= What is being asked =
Copy every entry exactly as given, minus the images.
▼
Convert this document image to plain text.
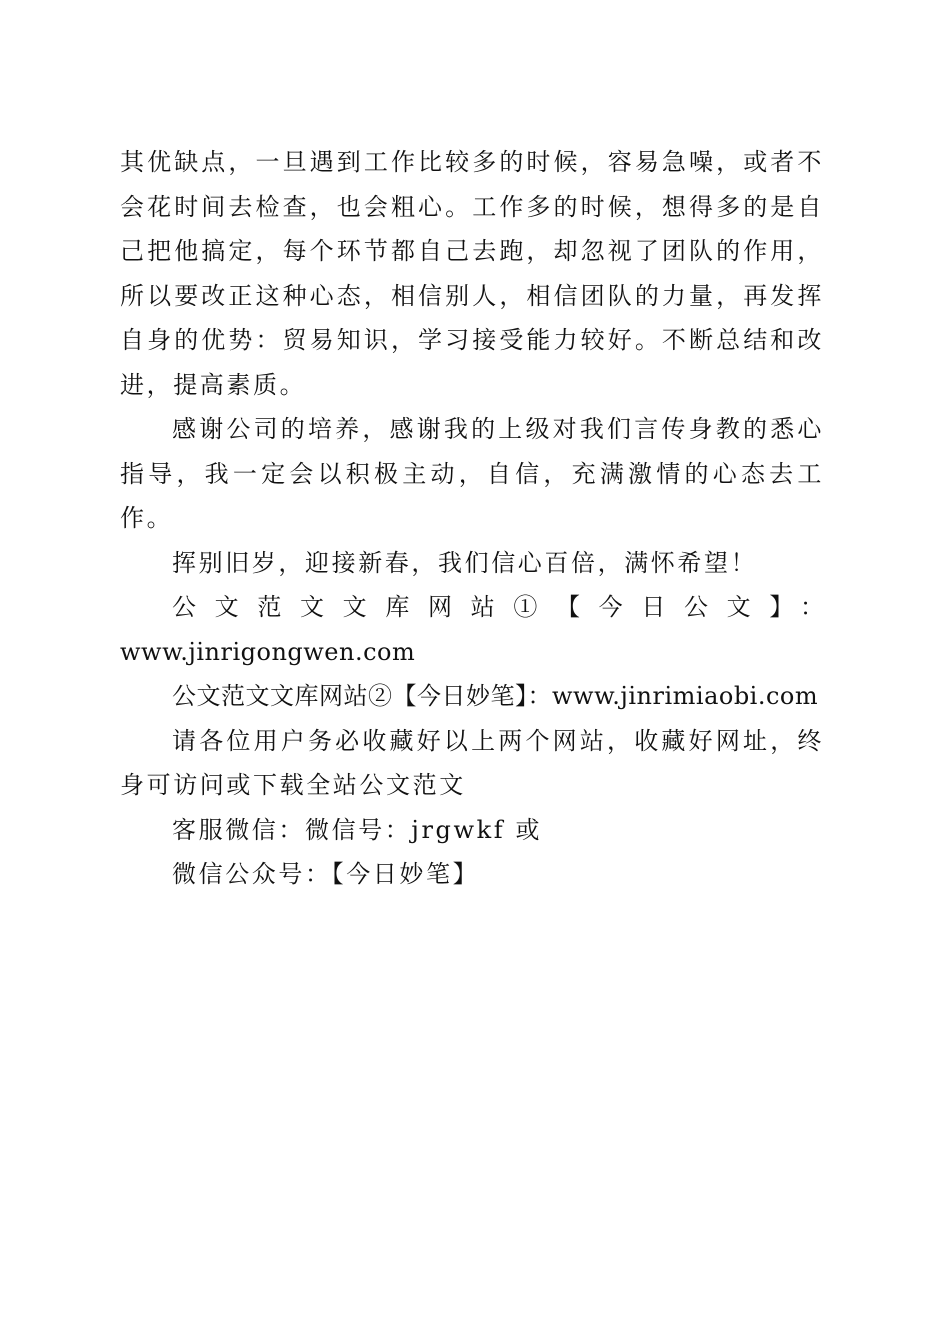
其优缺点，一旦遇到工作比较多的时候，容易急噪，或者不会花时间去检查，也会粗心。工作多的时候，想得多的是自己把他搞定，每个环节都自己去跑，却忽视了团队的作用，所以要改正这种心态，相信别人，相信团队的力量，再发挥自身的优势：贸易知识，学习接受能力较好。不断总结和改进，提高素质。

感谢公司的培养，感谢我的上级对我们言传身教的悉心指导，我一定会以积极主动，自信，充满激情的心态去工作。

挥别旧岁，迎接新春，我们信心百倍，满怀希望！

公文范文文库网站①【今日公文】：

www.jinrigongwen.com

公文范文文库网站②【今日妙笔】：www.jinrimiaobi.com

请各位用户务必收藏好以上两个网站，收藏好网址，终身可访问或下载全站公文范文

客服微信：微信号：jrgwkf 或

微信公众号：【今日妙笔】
▲
= Result for this task =
Convert this document image to plain text.
其优缺点，一旦遇到工作比较多的时候，容易急噪，或者不会花时间去检查，也会粗心。工作多的时候，想得多的是自己把他搞定，每个环节都自己去跑，却忽视了团队的作用，所以要改正这种心态，相信别人，相信团队的力量，再发挥自身的优势：贸易知识，学习接受能力较好。不断总结和改进，提高素质。

感谢公司的培养，感谢我的上级对我们言传身教的悉心指导，我一定会以积极主动，自信，充满激情的心态去工作。

挥别旧岁，迎接新春，我们信心百倍，满怀希望！

公文范文文库网站①【今日公文】：

www.jinrigongwen.com

公文范文文库网站②【今日妙笔】：www.jinrimiaobi.com

请各位用户务必收藏好以上两个网站，收藏好网址，终身可访问或下载全站公文范文

客服微信：微信号：jrgwkf 或

微信公众号：【今日妙笔】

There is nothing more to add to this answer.